-- Begin Records shown --
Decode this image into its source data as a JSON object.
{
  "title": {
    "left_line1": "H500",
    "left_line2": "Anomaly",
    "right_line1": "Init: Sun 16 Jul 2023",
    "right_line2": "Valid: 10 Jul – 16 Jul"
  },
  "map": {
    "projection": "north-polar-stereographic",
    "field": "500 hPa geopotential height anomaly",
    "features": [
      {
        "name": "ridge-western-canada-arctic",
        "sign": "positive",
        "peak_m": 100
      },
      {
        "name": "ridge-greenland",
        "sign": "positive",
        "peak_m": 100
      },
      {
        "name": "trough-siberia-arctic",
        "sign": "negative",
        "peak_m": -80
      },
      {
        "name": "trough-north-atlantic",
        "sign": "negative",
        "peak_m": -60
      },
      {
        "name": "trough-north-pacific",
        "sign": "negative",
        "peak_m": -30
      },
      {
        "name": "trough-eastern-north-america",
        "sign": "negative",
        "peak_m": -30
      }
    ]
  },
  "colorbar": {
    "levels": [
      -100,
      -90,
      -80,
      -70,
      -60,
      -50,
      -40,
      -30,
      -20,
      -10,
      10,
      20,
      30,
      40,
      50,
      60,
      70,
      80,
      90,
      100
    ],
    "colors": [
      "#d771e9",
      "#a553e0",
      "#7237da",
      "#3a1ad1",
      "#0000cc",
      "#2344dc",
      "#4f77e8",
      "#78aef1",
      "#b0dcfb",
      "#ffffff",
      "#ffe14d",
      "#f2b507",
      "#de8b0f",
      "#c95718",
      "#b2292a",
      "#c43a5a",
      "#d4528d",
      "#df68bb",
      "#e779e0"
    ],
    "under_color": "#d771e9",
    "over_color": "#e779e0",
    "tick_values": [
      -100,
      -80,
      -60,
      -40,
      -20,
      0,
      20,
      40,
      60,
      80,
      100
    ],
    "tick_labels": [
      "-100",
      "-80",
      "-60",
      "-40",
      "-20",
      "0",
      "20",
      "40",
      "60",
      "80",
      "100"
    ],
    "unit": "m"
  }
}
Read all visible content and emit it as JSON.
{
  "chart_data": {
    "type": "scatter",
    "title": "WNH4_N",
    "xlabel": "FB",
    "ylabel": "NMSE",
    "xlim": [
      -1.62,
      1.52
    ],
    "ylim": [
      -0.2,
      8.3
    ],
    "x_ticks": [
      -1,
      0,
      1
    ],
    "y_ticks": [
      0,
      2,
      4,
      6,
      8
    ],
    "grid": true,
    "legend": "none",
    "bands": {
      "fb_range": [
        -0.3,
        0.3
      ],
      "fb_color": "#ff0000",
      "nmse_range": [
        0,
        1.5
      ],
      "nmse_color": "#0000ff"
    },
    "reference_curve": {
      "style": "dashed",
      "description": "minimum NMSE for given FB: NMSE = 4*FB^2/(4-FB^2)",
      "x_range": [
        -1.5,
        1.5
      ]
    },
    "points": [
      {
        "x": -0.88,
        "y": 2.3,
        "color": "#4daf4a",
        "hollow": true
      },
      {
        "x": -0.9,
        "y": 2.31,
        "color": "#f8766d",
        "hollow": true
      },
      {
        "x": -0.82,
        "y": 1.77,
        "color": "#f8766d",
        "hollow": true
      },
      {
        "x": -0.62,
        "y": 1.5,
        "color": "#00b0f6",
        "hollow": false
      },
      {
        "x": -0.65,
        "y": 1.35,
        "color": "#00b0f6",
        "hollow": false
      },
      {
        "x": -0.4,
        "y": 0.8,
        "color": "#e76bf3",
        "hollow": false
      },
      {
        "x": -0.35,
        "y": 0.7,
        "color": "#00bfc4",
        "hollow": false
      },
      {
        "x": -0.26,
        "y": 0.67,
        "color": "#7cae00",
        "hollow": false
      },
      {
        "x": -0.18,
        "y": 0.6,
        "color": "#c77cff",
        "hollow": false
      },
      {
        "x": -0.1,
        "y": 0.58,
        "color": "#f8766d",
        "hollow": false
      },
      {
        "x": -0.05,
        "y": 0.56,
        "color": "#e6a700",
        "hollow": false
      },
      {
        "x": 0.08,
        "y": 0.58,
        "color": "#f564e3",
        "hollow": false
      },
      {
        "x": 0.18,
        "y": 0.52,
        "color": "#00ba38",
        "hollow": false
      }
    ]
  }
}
-- End Records shown --
### Your goal
Output every record above exactly as it appears.

### Task result
Decode this image into its source data as a JSON object.
{
  "title": {
    "left_line1": "H500",
    "left_line2": "Anomaly",
    "right_line1": "Init: Sun 16 Jul 2023",
    "right_line2": "Valid: 10 Jul – 16 Jul"
  },
  "map": {
    "projection": "north-polar-stereographic",
    "field": "500 hPa geopotential height anomaly",
    "features": [
      {
        "name": "ridge-western-canada-arctic",
        "sign": "positive",
        "peak_m": 100
      },
      {
        "name": "ridge-greenland",
        "sign": "positive",
        "peak_m": 100
      },
      {
        "name": "trough-siberia-arctic",
        "sign": "negative",
        "peak_m": -80
      },
      {
        "name": "trough-north-atlantic",
        "sign": "negative",
        "peak_m": -60
      },
      {
        "name": "trough-north-pacific",
        "sign": "negative",
        "peak_m": -30
      },
      {
        "name": "trough-eastern-north-america",
        "sign": "negative",
        "peak_m": -30
      }
    ]
  },
  "colorbar": {
    "levels": [
      -100,
      -90,
      -80,
      -70,
      -60,
      -50,
      -40,
      -30,
      -20,
      -10,
      10,
      20,
      30,
      40,
      50,
      60,
      70,
      80,
      90,
      100
    ],
    "colors": [
      "#d771e9",
      "#a553e0",
      "#7237da",
      "#3a1ad1",
      "#0000cc",
      "#2344dc",
      "#4f77e8",
      "#78aef1",
      "#b0dcfb",
      "#ffffff",
      "#ffe14d",
      "#f2b507",
      "#de8b0f",
      "#c95718",
      "#b2292a",
      "#c43a5a",
      "#d4528d",
      "#df68bb",
      "#e779e0"
    ],
    "under_color": "#d771e9",
    "over_color": "#e779e0",
    "tick_values": [
      -100,
      -80,
      -60,
      -40,
      -20,
      0,
      20,
      40,
      60,
      80,
      100
    ],
    "tick_labels": [
      "-100",
      "-80",
      "-60",
      "-40",
      "-20",
      "0",
      "20",
      "40",
      "60",
      "80",
      "100"
    ],
    "unit": "m"
  }
}
Read all visible content and emit it as JSON.
{
  "chart_data": {
    "type": "scatter",
    "title": "WNH4_N",
    "xlabel": "FB",
    "ylabel": "NMSE",
    "xlim": [
      -1.62,
      1.52
    ],
    "ylim": [
      -0.2,
      8.3
    ],
    "x_ticks": [
      -1,
      0,
      1
    ],
    "y_ticks": [
      0,
      2,
      4,
      6,
      8
    ],
    "grid": true,
    "legend": "none",
    "bands": {
      "fb_range": [
        -0.3,
        0.3
      ],
      "fb_color": "#ff0000",
      "nmse_range": [
        0,
        1.5
      ],
      "nmse_color": "#0000ff"
    },
    "reference_curve": {
      "style": "dashed",
      "description": "minimum NMSE for given FB: NMSE = 4*FB^2/(4-FB^2)",
      "x_range": [
        -1.5,
        1.5
      ]
    },
    "points": [
      {
        "x": -0.88,
        "y": 2.3,
        "color": "#4daf4a",
        "hollow": true
      },
      {
        "x": -0.9,
        "y": 2.31,
        "color": "#f8766d",
        "hollow": true
      },
      {
        "x": -0.82,
        "y": 1.77,
        "color": "#f8766d",
        "hollow": true
      },
      {
        "x": -0.62,
        "y": 1.5,
        "color": "#00b0f6",
        "hollow": false
      },
      {
        "x": -0.65,
        "y": 1.35,
        "color": "#00b0f6",
        "hollow": false
      },
      {
        "x": -0.4,
        "y": 0.8,
        "color": "#e76bf3",
        "hollow": false
      },
      {
        "x": -0.35,
        "y": 0.7,
        "color": "#00bfc4",
        "hollow": false
      },
      {
        "x": -0.26,
        "y": 0.67,
        "color": "#7cae00",
        "hollow": false
      },
      {
        "x": -0.18,
        "y": 0.6,
        "color": "#c77cff",
        "hollow": false
      },
      {
        "x": -0.1,
        "y": 0.58,
        "color": "#f8766d",
        "hollow": false
      },
      {
        "x": -0.05,
        "y": 0.56,
        "color": "#e6a700",
        "hollow": false
      },
      {
        "x": 0.08,
        "y": 0.58,
        "color": "#f564e3",
        "hollow": false
      },
      {
        "x": 0.18,
        "y": 0.52,
        "color": "#00ba38",
        "hollow": false
      }
    ]
  }
}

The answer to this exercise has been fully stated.